===== INFORMATION SHOWN =====

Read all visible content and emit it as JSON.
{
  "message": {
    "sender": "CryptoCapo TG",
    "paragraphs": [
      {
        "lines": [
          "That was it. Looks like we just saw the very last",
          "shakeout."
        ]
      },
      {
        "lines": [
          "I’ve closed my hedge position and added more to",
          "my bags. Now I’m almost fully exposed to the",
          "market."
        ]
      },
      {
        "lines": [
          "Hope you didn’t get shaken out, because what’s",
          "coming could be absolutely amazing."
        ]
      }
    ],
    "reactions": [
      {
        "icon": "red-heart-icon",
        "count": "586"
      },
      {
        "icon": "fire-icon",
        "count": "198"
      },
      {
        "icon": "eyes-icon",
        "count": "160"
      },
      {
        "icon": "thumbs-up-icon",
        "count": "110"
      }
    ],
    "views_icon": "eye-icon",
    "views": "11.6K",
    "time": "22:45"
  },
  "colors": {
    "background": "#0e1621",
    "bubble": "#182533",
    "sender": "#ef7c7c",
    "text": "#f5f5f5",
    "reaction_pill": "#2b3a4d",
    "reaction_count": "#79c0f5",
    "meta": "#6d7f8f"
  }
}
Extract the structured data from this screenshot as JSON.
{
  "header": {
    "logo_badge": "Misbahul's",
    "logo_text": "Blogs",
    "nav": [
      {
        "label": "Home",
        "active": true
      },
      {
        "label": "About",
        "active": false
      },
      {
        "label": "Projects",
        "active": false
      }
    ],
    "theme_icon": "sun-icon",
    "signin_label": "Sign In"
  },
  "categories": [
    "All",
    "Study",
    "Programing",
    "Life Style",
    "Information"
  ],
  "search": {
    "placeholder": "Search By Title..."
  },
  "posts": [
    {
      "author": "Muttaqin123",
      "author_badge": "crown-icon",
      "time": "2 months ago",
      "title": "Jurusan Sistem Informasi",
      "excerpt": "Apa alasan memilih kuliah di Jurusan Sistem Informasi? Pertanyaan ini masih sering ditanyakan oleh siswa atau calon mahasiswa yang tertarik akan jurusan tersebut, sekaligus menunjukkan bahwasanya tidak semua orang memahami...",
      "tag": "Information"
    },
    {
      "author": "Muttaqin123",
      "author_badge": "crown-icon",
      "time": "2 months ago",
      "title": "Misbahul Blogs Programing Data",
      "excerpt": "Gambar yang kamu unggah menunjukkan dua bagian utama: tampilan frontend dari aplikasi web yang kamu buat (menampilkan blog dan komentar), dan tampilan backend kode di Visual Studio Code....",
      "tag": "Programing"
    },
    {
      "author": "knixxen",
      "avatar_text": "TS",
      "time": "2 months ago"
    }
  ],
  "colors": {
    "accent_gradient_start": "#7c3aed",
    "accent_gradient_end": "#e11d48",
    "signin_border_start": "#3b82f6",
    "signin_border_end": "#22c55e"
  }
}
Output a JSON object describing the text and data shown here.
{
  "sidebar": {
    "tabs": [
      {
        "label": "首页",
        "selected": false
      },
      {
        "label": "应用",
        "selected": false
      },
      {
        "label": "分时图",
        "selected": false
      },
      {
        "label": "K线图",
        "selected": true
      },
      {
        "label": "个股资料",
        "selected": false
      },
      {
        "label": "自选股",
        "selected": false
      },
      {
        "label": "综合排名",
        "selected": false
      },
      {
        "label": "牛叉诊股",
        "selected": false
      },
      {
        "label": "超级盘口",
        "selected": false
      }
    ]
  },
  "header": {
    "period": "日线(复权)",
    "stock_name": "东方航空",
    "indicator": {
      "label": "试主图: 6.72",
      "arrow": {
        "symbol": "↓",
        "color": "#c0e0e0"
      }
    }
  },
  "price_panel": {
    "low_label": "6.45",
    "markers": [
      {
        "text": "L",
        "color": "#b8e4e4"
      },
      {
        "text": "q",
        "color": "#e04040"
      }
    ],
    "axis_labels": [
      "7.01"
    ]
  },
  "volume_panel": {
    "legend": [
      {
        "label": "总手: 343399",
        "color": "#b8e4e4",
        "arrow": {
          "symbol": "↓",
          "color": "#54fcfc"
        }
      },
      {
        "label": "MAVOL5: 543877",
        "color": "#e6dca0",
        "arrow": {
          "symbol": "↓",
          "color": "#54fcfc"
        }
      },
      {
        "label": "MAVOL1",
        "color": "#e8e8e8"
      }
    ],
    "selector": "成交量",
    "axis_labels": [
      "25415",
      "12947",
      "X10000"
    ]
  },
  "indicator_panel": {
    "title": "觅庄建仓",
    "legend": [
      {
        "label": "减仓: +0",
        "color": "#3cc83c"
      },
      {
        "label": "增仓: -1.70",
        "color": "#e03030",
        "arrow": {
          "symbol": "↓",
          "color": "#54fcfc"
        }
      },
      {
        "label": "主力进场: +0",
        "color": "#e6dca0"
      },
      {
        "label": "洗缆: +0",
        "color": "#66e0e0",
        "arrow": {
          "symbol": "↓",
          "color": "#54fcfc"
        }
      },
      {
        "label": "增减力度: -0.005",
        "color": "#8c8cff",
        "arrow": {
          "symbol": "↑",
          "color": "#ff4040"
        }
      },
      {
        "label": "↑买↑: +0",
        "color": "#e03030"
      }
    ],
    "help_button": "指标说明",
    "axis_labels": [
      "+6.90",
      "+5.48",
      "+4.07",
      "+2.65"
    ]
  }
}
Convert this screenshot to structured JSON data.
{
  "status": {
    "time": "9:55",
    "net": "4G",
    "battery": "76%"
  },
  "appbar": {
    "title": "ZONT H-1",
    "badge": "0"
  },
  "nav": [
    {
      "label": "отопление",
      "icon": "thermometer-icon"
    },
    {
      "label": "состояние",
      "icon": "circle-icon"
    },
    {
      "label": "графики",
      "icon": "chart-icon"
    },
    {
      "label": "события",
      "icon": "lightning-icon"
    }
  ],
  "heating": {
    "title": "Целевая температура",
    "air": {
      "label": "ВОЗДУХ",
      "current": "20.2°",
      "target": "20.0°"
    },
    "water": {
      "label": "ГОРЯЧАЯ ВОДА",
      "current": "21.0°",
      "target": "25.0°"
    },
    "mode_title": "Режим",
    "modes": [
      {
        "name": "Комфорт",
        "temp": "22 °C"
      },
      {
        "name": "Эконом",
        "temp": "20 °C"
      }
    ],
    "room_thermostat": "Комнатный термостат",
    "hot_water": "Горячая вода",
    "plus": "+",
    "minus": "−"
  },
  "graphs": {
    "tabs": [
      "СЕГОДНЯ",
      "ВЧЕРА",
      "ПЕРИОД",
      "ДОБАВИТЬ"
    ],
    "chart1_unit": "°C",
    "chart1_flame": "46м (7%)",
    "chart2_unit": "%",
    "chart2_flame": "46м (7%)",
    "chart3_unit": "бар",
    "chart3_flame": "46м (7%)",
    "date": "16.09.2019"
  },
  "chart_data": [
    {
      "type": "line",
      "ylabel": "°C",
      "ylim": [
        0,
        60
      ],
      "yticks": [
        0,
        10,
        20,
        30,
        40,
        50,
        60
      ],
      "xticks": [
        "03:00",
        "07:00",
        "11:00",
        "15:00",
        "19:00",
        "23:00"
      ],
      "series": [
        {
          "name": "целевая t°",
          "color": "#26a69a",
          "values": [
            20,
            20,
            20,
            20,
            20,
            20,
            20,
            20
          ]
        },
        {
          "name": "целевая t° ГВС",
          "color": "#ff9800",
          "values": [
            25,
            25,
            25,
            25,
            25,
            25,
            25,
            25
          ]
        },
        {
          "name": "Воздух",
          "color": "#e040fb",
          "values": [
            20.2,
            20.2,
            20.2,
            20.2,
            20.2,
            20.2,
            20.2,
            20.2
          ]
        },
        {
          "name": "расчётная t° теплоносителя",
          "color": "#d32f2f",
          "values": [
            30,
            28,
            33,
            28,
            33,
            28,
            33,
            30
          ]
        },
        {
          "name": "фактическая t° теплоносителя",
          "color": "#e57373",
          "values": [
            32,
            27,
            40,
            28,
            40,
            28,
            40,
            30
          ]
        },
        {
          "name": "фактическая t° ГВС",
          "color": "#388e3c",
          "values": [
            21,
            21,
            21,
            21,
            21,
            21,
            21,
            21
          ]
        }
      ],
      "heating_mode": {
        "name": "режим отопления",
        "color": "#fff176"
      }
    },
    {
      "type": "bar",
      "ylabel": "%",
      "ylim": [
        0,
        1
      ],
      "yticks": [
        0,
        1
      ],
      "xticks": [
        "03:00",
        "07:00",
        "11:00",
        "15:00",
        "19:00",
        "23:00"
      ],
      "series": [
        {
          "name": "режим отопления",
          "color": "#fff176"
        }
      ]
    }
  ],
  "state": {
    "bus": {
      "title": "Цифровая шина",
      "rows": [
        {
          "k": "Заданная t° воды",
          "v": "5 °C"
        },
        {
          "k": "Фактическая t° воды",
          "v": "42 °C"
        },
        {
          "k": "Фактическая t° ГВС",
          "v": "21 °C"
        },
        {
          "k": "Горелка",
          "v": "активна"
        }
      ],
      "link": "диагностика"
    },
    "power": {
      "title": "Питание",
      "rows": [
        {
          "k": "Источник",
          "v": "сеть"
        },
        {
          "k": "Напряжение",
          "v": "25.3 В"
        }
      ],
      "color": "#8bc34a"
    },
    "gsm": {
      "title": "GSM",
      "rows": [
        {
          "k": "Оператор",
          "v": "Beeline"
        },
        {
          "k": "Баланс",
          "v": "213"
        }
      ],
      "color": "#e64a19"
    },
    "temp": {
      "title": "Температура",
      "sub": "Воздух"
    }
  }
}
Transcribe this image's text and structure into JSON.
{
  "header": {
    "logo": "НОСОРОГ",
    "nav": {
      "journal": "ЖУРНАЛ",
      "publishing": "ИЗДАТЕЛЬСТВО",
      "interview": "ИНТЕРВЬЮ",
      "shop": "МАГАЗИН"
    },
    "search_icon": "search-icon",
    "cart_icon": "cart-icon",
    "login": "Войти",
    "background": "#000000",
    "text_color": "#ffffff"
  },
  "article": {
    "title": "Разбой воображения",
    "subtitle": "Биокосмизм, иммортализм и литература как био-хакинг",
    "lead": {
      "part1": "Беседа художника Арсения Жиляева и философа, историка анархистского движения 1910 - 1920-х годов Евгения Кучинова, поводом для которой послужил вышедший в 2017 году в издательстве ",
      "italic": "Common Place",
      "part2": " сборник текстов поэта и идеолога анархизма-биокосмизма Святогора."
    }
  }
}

=====

WRITTEN TASK
In the listing above, how many lines include the word "Misbahul"? Answer with the number and nothing more.

EXPECTED ANSWER
2